## RECORDS FOR THE TASK
------

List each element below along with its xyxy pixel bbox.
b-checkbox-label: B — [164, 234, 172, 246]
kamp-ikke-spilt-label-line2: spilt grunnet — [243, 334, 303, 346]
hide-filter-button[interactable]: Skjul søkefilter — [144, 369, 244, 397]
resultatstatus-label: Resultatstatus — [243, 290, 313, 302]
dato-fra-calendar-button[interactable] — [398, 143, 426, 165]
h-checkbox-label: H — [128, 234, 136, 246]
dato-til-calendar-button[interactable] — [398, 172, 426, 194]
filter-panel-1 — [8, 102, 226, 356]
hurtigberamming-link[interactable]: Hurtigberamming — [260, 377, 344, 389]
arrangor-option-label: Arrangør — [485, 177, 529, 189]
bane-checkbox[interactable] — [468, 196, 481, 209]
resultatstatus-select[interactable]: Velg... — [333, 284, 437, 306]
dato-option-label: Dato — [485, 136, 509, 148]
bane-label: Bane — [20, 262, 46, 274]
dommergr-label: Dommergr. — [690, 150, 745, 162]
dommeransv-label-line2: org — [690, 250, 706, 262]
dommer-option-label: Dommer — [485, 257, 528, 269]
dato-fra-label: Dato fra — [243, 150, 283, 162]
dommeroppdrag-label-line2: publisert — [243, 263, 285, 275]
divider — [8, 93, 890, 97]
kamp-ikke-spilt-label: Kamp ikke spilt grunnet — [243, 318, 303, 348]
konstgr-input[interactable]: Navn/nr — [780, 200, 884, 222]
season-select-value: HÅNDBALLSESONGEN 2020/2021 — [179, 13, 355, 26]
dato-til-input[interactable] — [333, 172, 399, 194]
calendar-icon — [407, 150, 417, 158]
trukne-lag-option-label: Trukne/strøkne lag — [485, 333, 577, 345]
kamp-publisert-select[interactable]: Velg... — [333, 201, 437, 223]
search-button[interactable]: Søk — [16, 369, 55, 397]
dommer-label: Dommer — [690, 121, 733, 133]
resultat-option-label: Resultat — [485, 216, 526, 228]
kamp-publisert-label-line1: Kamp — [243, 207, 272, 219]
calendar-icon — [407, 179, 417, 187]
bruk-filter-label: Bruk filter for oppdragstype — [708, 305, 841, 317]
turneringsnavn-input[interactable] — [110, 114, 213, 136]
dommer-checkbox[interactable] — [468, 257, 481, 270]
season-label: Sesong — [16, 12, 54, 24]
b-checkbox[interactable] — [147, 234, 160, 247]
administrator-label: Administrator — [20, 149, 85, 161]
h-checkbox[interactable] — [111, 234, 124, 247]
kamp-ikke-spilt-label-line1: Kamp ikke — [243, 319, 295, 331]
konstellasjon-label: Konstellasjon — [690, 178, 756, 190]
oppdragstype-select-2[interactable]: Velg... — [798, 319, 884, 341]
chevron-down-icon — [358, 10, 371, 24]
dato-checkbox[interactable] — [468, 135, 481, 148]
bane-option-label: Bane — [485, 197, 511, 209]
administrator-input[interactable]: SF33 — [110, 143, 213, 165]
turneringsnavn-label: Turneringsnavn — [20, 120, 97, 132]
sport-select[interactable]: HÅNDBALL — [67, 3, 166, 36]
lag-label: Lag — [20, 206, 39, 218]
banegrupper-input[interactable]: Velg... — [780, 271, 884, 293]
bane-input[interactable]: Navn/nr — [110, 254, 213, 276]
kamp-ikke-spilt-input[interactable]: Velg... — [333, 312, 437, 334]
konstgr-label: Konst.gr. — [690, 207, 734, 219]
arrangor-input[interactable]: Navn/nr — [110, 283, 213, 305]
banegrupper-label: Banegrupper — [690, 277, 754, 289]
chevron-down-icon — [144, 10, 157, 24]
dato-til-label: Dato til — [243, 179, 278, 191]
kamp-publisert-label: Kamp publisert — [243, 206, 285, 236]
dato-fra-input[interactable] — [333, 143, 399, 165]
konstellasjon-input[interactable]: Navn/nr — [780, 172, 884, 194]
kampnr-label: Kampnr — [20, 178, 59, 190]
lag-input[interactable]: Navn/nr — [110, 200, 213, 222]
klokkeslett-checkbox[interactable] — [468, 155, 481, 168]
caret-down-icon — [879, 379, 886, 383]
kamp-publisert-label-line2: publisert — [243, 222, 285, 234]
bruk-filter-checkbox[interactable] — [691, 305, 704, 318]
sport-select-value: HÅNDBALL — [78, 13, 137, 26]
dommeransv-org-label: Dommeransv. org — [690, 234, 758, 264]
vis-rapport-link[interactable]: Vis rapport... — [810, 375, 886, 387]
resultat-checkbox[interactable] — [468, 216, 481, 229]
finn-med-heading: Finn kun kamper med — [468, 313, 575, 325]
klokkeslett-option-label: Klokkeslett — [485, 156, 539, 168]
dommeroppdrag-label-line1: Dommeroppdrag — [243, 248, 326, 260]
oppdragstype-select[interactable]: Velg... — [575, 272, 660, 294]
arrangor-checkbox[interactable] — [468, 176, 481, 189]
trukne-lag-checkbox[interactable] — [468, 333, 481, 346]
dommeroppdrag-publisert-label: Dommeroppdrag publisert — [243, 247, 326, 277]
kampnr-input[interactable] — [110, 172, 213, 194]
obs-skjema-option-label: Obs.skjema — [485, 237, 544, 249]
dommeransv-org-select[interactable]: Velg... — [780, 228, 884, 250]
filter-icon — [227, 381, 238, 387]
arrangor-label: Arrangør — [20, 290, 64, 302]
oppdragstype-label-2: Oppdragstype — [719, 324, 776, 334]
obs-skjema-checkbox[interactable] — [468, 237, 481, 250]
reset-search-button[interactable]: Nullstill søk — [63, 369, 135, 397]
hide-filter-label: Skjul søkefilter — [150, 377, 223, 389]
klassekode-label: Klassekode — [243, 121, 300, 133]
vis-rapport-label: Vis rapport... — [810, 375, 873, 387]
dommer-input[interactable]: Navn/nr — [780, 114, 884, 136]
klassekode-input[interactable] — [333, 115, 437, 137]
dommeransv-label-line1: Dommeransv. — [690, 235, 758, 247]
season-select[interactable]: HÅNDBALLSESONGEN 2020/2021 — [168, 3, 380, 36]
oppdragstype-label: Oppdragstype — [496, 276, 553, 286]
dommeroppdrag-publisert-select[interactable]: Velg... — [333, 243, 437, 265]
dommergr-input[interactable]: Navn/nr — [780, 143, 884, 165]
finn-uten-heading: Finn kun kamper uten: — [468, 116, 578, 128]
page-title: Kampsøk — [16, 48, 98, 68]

------

## THE REQUEST
From the start of the entries up to and including the line with "kamp-ikke-spilt-label: Kamp ikke", reproduce the lines with "Skjul søkefilter" changed to "Skjul filter" and everything else left unchanged.

## ANSWER FOR THIS EXERCISE
List each element below along with its xyxy pixel bbox.
b-checkbox-label: B — [164, 234, 172, 246]
kamp-ikke-spilt-label-line2: spilt grunnet — [243, 334, 303, 346]
hide-filter-button[interactable]: Skjul filter — [144, 369, 244, 397]
resultatstatus-label: Resultatstatus — [243, 290, 313, 302]
dato-fra-calendar-button[interactable] — [398, 143, 426, 165]
h-checkbox-label: H — [128, 234, 136, 246]
dato-til-calendar-button[interactable] — [398, 172, 426, 194]
filter-panel-1 — [8, 102, 226, 356]
hurtigberamming-link[interactable]: Hurtigberamming — [260, 377, 344, 389]
arrangor-option-label: Arrangør — [485, 177, 529, 189]
bane-checkbox[interactable] — [468, 196, 481, 209]
resultatstatus-select[interactable]: Velg... — [333, 284, 437, 306]
dato-option-label: Dato — [485, 136, 509, 148]
bane-label: Bane — [20, 262, 46, 274]
dommergr-label: Dommergr. — [690, 150, 745, 162]
dommeransv-label-line2: org — [690, 250, 706, 262]
dommer-option-label: Dommer — [485, 257, 528, 269]
dato-fra-label: Dato fra — [243, 150, 283, 162]
dommeroppdrag-label-line2: publisert — [243, 263, 285, 275]
divider — [8, 93, 890, 97]
kamp-ikke-spilt-label: Kamp ikke spilt grunnet — [243, 318, 303, 348]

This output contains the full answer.